Exercise goal ->
Using the data below, gather each line that includes the word "ylabel".

Entries shown ->

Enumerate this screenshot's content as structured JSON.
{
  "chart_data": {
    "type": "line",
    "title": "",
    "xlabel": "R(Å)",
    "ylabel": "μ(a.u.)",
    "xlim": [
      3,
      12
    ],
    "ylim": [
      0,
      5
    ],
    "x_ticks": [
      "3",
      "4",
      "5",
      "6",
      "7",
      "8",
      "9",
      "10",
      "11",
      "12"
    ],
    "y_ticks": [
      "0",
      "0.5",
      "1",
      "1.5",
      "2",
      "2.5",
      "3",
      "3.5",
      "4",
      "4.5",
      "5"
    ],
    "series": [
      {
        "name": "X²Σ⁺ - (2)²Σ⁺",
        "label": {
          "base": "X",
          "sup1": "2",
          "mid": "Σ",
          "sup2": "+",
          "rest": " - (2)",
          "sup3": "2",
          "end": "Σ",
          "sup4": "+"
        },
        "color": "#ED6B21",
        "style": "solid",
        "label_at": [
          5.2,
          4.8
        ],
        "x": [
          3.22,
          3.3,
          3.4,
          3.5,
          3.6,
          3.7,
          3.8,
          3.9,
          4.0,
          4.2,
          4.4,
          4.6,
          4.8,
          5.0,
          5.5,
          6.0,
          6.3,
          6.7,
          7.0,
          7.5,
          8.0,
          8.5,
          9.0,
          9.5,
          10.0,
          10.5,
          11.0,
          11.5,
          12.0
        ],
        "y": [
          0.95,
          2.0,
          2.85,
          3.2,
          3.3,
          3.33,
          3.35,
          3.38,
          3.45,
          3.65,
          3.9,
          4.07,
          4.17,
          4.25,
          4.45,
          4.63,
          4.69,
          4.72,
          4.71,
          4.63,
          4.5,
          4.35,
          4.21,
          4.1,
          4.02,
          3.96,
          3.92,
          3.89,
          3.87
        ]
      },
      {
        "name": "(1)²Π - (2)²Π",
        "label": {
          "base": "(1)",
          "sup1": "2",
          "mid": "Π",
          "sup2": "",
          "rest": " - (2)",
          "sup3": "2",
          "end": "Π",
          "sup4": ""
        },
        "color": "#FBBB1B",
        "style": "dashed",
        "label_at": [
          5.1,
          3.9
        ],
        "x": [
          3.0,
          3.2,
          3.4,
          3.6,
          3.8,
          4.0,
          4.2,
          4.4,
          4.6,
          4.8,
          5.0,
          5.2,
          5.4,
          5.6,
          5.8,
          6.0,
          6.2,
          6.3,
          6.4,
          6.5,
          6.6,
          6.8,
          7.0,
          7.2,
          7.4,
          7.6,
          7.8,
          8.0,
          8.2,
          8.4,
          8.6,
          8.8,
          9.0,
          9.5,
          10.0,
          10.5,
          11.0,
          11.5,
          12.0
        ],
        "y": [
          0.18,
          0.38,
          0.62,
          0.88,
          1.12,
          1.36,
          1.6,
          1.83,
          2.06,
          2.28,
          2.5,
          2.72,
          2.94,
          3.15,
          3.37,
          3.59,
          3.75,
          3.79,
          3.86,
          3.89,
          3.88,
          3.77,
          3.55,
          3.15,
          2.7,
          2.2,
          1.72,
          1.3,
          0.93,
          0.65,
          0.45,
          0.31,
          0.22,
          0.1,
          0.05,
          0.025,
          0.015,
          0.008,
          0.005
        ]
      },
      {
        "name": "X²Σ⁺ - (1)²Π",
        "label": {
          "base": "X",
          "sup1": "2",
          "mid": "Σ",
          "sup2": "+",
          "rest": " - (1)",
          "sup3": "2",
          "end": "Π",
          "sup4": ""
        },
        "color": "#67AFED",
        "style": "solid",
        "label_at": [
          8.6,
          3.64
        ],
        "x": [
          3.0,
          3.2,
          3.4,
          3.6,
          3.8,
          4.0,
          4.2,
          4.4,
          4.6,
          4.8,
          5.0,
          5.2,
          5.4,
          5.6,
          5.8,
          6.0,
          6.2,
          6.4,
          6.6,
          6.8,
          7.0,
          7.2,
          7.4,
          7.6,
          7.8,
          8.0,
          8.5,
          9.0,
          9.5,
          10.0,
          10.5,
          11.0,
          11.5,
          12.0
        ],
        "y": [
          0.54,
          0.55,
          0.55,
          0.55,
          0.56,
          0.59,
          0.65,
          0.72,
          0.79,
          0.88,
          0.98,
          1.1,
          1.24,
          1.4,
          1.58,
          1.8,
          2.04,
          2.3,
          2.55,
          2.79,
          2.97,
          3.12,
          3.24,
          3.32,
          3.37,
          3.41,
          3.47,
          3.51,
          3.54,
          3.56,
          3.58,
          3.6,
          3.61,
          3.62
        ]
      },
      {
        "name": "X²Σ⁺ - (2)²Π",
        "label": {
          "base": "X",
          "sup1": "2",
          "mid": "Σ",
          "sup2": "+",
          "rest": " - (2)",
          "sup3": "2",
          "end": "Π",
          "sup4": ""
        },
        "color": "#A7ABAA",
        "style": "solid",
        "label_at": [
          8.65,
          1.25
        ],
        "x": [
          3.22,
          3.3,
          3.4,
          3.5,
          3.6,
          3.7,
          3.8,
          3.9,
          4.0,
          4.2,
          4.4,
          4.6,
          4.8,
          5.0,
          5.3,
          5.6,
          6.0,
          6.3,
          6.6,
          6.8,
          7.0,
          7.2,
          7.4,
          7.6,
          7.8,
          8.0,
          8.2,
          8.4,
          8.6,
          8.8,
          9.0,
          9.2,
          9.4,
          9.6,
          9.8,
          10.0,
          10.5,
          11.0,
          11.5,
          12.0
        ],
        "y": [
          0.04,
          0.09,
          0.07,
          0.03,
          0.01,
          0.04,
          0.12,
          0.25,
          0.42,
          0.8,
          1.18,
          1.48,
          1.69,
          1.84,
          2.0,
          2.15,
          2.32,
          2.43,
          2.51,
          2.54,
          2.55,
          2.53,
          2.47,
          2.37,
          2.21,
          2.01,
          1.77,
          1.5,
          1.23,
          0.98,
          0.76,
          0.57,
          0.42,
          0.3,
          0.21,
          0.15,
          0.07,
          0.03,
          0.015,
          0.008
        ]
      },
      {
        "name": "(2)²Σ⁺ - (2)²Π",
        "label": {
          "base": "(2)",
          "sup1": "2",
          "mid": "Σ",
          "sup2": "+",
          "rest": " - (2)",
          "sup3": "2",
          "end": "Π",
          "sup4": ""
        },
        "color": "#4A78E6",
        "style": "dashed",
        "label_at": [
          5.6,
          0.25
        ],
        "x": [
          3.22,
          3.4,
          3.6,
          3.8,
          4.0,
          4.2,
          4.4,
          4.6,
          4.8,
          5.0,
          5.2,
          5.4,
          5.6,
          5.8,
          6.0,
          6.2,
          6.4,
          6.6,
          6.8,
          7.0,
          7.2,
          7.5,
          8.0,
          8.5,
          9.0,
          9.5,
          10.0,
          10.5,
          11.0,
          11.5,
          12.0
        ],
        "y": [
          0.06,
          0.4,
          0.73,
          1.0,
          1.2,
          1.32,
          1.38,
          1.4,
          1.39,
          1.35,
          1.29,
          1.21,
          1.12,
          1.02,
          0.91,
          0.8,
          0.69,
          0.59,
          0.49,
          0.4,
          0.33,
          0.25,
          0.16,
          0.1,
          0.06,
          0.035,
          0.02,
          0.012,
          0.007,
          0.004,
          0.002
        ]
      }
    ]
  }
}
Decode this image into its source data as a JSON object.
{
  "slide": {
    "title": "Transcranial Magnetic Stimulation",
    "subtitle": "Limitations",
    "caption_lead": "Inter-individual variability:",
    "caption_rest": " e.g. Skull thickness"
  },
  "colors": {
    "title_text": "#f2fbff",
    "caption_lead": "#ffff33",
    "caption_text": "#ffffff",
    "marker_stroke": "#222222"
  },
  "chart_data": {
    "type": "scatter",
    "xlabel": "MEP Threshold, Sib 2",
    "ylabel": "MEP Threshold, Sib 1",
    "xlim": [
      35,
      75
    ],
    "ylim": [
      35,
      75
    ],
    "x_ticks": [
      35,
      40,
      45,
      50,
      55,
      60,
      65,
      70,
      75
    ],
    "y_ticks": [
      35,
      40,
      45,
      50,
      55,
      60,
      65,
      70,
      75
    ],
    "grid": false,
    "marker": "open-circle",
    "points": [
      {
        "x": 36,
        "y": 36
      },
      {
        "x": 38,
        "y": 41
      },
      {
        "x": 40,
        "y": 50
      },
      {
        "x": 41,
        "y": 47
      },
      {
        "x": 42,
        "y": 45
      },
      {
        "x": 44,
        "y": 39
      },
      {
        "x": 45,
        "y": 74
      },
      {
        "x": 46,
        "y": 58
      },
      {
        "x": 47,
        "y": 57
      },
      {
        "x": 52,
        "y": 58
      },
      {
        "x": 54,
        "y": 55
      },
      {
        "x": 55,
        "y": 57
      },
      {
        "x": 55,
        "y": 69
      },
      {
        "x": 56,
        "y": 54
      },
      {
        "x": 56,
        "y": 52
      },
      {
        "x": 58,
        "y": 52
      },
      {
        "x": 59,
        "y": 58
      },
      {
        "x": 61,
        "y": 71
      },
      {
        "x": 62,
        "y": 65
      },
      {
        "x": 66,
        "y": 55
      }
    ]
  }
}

Full solution ->
    "ylabel": "μ(a.u.)",
    "ylabel": "MEP Threshold, Sib 1",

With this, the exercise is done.